What the exercise asks: Scan the entries below and extract each line with the word "verkeersberichten" in it.

** start Material for this exercise **

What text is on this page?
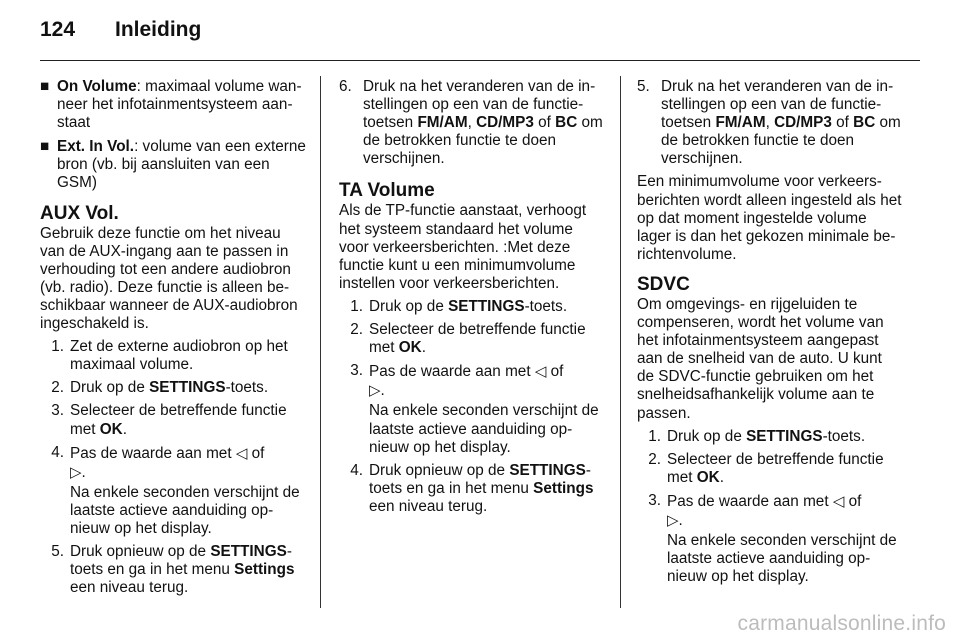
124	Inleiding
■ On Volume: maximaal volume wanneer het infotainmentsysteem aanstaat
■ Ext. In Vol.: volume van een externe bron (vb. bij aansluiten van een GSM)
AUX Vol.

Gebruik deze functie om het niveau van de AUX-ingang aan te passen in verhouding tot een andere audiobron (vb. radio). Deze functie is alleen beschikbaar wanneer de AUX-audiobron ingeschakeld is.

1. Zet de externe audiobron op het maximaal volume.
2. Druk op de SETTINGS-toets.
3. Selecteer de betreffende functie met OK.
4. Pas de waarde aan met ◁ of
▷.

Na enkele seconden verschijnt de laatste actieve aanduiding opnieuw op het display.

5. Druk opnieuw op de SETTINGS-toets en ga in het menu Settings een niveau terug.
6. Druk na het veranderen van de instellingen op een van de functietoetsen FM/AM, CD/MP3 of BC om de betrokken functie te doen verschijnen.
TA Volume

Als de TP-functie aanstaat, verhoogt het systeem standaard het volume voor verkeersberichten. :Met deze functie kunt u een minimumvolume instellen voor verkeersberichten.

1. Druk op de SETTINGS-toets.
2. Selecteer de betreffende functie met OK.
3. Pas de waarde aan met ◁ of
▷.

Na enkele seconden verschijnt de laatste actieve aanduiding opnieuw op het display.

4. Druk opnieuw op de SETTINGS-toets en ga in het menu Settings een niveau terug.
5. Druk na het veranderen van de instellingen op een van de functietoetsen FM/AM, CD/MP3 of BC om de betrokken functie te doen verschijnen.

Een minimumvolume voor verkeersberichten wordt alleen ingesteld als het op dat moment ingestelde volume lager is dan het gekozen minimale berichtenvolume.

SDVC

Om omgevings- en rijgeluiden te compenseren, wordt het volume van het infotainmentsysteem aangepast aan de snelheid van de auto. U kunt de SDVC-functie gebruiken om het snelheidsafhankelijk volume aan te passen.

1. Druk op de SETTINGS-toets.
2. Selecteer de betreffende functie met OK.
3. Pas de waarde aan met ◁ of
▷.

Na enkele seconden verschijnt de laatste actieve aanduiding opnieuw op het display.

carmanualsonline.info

** end Material for this exercise **
** start Material for this exercise **

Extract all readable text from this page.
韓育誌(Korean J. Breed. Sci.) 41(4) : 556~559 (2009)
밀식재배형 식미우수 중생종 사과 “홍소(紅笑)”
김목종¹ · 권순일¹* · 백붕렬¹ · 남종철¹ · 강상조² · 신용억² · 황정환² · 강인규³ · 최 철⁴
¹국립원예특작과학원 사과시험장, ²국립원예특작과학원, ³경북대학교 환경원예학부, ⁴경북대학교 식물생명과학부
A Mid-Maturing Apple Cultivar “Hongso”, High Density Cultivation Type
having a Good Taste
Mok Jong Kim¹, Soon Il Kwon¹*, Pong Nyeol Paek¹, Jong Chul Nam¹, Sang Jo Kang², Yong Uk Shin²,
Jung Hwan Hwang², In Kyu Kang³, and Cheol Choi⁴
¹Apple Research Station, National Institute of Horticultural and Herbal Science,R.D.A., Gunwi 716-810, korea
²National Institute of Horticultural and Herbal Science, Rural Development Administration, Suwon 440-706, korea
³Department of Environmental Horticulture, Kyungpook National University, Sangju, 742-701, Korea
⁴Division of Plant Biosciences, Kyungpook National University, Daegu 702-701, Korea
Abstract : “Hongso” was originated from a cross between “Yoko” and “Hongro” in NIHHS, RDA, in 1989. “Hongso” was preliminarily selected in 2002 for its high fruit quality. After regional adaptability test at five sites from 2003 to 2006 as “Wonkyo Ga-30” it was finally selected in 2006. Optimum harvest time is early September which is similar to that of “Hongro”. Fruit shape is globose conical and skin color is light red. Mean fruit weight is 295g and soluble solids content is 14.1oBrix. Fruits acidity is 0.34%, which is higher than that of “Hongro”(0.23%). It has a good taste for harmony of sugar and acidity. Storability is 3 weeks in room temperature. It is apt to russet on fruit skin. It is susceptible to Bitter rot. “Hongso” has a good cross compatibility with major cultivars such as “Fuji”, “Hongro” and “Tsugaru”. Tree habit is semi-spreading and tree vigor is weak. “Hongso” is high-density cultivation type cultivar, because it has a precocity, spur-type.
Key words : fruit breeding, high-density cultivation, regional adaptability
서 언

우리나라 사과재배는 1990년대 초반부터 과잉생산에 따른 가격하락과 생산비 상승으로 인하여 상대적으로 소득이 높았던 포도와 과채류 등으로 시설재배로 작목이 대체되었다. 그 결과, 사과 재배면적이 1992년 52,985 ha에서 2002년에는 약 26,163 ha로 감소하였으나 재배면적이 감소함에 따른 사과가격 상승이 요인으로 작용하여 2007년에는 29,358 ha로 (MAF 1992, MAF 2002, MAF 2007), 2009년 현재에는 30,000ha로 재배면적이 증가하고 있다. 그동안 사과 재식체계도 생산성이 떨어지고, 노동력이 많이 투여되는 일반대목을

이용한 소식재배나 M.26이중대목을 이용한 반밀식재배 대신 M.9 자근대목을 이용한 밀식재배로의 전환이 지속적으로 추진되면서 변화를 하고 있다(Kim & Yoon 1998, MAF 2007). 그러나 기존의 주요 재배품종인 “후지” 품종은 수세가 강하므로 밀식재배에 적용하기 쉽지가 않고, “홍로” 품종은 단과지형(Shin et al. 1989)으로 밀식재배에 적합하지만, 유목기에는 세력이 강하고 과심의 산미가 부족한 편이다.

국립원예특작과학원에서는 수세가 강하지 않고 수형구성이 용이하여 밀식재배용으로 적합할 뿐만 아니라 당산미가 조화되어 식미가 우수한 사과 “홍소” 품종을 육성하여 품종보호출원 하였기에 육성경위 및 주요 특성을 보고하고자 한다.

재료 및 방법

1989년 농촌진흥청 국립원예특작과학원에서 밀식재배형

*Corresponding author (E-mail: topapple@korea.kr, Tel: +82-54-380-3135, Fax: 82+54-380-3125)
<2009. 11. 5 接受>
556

** end Material for this exercise **

Solution to this exercise:
Als de TP-functie aanstaat, verhoogt het systeem standaard het volume voor verkeersberichten. :Met deze functie kunt u een minimumvolume instellen voor verkeersberichten.
Een minimumvolume voor verkeersberichten wordt alleen ingesteld als het op dat moment ingestelde volume lager is dan het gekozen minimale berichtenvolume.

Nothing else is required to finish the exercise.